Task directions: Update the lines starting at the one containing "Decompose this screenshot" and ending at the one containing "legend-swatch xyxy=(422,364,426,368)" by swapping "bar-front" for "bar-face", leaving everything else untouched. Return only those lines.

** Start of Supplied data **

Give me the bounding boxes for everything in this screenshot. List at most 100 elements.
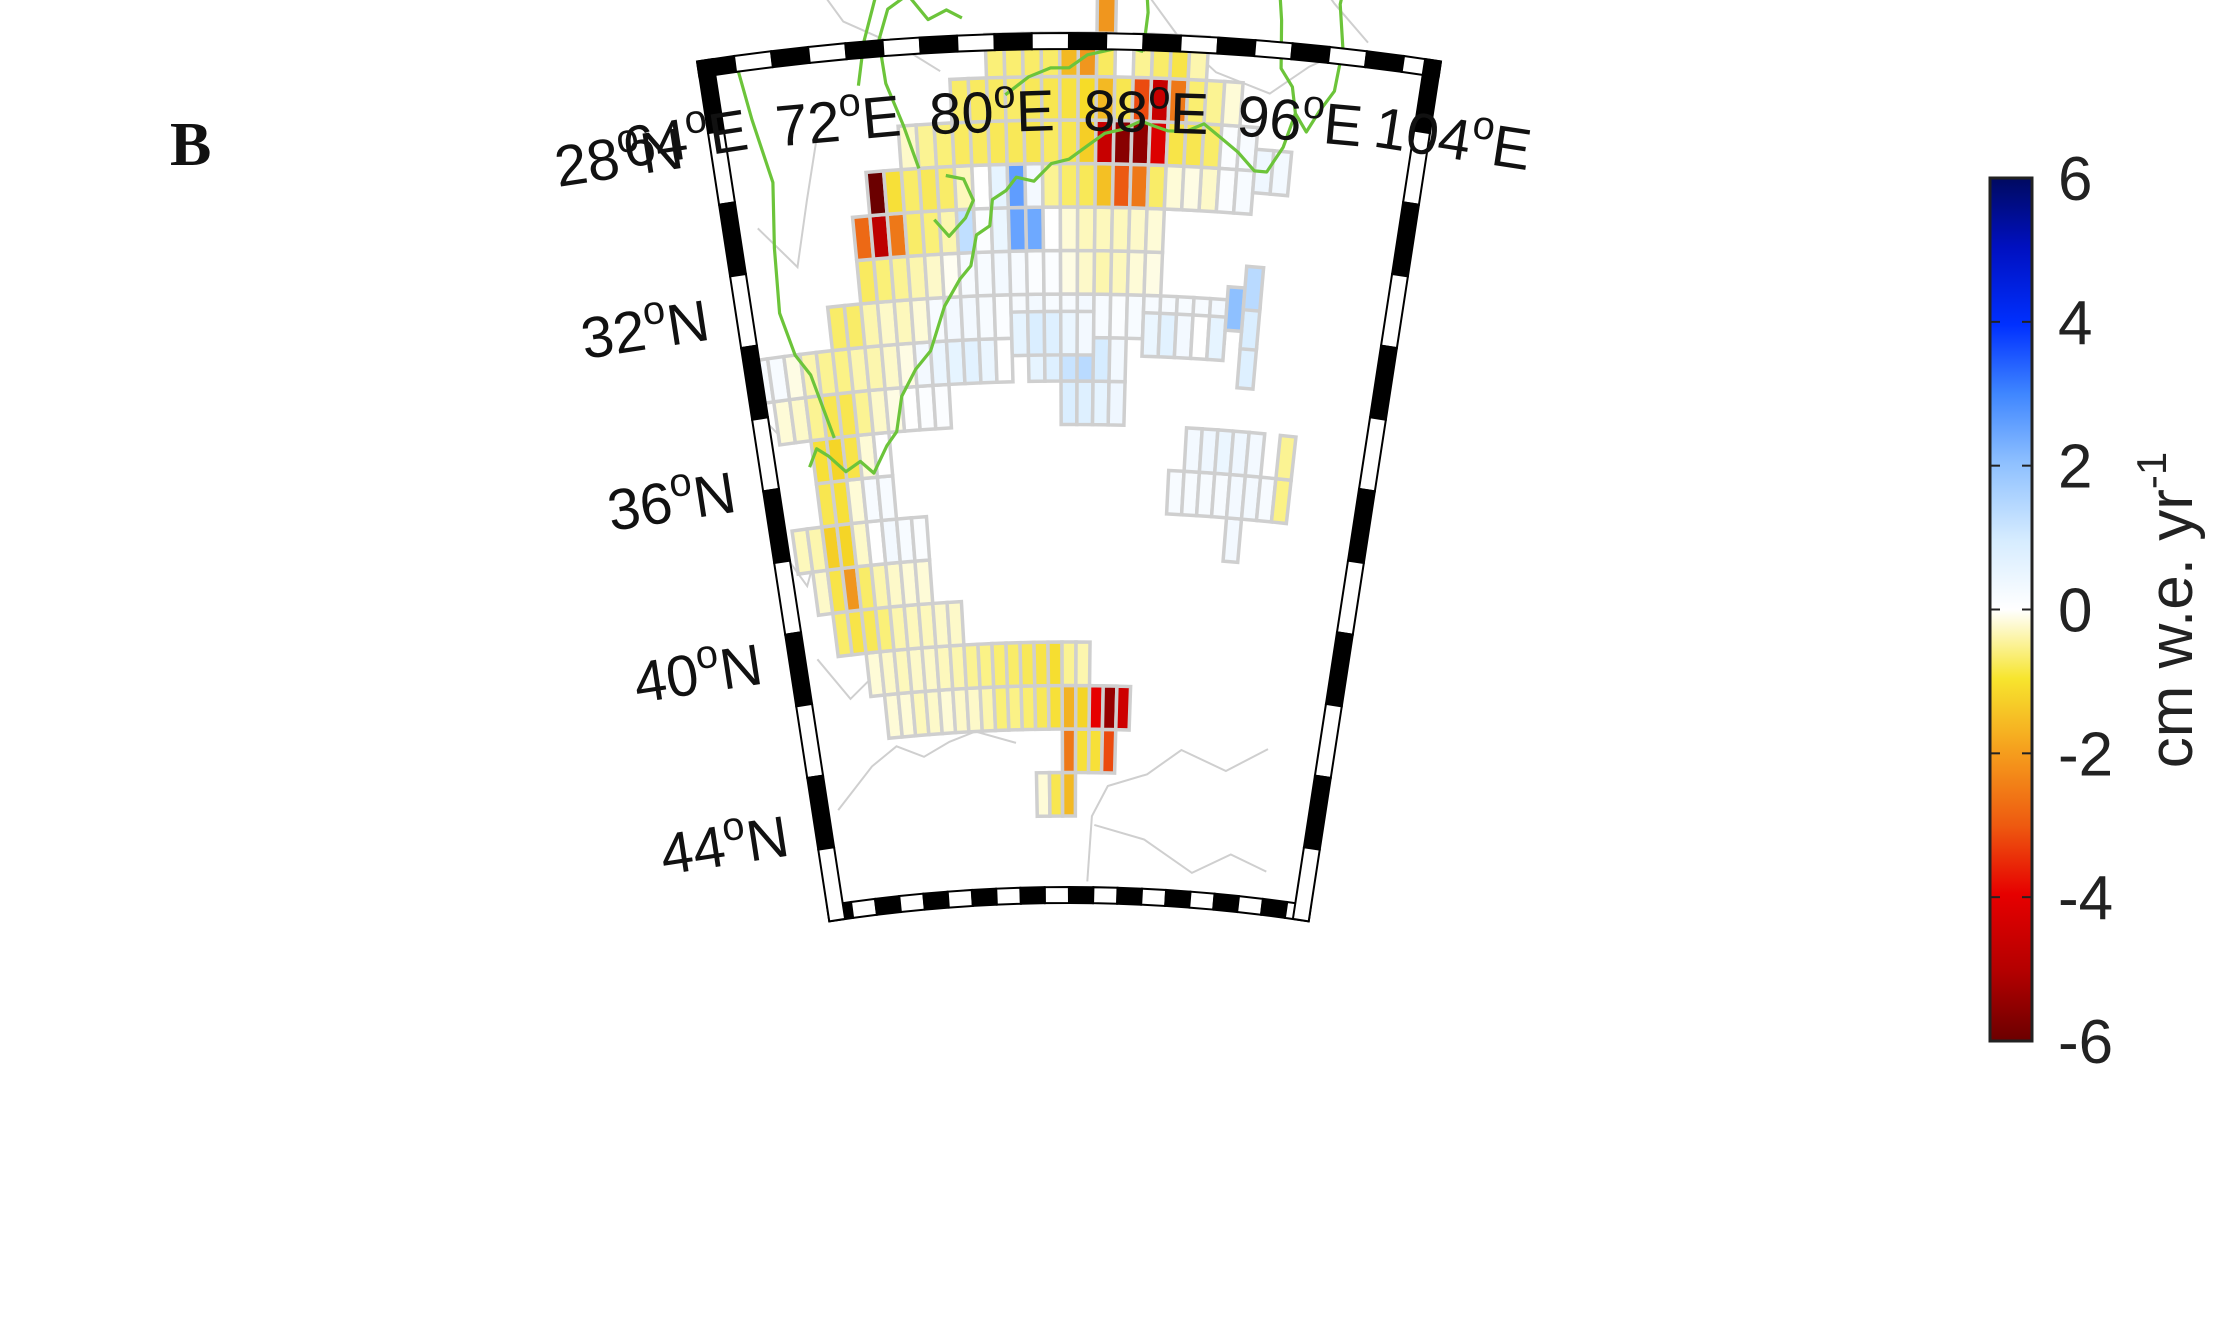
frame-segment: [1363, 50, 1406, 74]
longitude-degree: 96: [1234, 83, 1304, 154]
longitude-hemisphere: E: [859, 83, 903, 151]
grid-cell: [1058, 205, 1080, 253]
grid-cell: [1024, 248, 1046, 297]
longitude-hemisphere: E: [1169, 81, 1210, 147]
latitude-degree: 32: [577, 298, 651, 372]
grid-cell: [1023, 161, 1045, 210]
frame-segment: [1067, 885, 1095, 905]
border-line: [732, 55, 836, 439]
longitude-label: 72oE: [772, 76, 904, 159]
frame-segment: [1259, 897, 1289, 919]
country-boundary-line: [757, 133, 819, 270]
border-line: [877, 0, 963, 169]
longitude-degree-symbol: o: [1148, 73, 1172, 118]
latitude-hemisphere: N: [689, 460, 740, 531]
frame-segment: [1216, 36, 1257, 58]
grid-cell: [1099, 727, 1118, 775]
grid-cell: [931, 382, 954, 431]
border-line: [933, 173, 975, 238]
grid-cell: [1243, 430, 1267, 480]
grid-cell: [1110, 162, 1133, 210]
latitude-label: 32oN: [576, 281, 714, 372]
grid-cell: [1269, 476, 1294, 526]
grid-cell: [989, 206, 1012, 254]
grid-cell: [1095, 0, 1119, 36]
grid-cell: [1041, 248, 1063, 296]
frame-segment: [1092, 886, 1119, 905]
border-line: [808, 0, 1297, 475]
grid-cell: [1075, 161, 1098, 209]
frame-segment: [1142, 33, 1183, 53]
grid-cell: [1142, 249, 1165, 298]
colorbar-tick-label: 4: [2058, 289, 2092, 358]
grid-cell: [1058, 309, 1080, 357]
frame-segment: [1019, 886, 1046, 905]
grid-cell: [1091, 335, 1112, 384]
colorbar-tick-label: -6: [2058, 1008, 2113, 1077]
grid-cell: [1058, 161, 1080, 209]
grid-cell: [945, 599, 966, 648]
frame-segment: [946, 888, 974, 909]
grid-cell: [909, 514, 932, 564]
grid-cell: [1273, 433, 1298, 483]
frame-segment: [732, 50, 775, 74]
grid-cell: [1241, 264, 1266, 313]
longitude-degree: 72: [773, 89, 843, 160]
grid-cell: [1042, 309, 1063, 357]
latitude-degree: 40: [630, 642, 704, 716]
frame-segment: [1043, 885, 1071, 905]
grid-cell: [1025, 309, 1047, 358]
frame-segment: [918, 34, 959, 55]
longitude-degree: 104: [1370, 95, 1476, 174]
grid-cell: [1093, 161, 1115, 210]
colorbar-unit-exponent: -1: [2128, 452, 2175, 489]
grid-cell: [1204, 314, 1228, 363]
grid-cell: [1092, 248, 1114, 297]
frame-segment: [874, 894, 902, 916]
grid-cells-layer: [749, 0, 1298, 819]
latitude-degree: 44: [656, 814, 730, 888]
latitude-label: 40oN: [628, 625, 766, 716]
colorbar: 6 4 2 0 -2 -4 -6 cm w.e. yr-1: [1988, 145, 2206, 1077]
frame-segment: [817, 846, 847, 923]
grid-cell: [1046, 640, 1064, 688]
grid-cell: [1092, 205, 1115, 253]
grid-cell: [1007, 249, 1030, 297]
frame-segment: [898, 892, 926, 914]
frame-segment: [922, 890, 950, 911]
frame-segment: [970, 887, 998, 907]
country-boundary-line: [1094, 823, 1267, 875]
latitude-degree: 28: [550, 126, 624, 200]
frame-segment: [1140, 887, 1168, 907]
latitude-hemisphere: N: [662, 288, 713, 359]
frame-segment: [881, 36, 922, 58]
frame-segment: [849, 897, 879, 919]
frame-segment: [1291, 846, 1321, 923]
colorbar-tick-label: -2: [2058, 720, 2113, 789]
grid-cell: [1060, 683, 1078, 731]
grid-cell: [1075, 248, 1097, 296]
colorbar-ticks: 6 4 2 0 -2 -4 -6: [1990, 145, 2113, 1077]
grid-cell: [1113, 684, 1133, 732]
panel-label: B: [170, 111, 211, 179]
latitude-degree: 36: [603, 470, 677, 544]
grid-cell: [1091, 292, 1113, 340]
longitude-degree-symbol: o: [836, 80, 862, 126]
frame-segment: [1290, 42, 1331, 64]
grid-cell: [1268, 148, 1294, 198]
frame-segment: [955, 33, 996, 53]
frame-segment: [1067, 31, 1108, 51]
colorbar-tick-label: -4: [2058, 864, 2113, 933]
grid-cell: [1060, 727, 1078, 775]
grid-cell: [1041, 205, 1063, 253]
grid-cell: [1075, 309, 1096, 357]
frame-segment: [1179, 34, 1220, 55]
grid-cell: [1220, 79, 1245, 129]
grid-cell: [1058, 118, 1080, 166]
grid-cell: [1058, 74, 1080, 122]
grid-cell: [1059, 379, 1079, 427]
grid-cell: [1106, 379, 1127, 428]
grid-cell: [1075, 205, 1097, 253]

** End of Supplied data **
** Start of Supplied data **

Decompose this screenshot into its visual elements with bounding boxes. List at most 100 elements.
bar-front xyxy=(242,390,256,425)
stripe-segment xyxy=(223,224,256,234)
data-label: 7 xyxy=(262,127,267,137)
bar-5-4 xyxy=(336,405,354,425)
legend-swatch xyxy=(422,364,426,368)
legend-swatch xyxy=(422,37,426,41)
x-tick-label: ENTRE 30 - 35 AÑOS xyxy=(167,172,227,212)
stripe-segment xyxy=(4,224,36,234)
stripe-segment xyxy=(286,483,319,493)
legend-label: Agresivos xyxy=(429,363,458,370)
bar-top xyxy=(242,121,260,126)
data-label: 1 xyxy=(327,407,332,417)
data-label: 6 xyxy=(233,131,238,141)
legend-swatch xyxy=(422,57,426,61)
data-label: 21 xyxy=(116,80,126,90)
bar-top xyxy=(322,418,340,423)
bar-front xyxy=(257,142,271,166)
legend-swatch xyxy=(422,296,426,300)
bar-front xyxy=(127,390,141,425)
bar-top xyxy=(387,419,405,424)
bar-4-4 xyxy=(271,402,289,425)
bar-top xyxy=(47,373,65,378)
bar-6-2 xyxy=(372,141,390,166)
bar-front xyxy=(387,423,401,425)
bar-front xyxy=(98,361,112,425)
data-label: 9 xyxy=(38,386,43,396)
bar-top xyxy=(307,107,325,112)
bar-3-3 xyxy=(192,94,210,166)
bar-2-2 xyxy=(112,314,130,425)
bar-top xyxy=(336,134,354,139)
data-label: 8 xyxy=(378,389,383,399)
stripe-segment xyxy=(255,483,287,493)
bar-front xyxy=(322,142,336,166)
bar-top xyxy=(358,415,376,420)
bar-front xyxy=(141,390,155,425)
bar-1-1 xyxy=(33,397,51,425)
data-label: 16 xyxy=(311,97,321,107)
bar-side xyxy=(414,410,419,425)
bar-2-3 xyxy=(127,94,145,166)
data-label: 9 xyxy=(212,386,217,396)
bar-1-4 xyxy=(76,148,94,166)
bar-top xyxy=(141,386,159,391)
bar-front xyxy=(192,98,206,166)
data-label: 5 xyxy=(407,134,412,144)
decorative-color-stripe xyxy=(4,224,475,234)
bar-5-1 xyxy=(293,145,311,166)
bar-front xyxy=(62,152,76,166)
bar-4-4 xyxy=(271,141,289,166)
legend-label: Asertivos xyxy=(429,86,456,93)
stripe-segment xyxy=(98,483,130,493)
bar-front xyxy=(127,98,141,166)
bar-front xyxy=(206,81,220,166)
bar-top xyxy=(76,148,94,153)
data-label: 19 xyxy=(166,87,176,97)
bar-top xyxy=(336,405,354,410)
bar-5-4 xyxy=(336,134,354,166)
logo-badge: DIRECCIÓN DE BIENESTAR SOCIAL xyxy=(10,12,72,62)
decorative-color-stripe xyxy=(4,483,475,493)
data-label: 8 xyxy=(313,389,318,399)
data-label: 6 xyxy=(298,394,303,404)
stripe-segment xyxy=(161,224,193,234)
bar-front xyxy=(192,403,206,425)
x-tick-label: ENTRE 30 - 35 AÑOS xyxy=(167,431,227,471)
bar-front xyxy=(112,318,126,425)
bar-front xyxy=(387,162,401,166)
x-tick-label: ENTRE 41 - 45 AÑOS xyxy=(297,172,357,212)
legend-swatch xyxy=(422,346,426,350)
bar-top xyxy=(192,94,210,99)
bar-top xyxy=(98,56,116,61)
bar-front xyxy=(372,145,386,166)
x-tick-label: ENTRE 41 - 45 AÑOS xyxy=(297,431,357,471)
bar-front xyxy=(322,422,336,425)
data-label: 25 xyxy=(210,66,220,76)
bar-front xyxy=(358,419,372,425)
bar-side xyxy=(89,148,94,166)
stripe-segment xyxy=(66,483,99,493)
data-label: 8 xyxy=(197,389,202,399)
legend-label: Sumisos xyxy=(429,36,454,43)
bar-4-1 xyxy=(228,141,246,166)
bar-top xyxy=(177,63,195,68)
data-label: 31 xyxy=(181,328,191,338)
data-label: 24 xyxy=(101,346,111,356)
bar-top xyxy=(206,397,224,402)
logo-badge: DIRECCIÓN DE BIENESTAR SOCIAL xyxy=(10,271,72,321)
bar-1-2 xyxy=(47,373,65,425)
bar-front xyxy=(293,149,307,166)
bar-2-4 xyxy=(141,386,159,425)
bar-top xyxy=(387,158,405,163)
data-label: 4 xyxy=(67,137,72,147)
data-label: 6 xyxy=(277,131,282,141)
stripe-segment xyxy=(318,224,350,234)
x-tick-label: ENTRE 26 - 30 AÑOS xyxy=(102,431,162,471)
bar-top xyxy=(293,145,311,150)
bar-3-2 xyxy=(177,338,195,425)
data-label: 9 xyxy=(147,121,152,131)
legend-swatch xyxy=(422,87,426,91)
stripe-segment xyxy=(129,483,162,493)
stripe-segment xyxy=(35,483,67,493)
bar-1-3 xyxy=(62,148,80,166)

** End of Supplied data **
** Start of Supplied data **

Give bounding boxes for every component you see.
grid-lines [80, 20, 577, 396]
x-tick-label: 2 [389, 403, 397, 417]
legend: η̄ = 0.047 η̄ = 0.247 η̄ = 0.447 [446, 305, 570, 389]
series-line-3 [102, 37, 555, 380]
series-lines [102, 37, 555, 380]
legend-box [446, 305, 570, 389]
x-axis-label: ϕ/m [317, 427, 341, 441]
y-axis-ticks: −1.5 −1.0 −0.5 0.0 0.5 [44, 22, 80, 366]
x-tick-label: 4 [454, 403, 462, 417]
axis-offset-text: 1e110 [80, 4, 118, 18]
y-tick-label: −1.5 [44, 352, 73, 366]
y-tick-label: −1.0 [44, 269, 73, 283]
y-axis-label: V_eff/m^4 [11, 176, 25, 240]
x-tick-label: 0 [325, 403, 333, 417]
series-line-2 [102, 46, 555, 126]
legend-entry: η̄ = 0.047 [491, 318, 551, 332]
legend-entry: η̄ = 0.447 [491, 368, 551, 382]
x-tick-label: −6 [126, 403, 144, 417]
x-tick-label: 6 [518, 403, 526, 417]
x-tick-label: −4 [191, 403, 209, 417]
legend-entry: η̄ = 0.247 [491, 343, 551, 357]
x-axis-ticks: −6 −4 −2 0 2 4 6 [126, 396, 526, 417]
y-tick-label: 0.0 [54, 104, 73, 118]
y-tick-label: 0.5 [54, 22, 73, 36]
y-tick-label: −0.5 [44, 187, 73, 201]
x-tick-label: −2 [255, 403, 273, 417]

** End of Supplied data **

Correct answer:
Decompose this screenshot into its visual elements with bounding boxes. List at most 100 elements.
bar-face xyxy=(242,390,256,425)
stripe-segment xyxy=(223,224,256,234)
data-label: 7 xyxy=(262,127,267,137)
bar-5-4 xyxy=(336,405,354,425)
legend-swatch xyxy=(422,364,426,368)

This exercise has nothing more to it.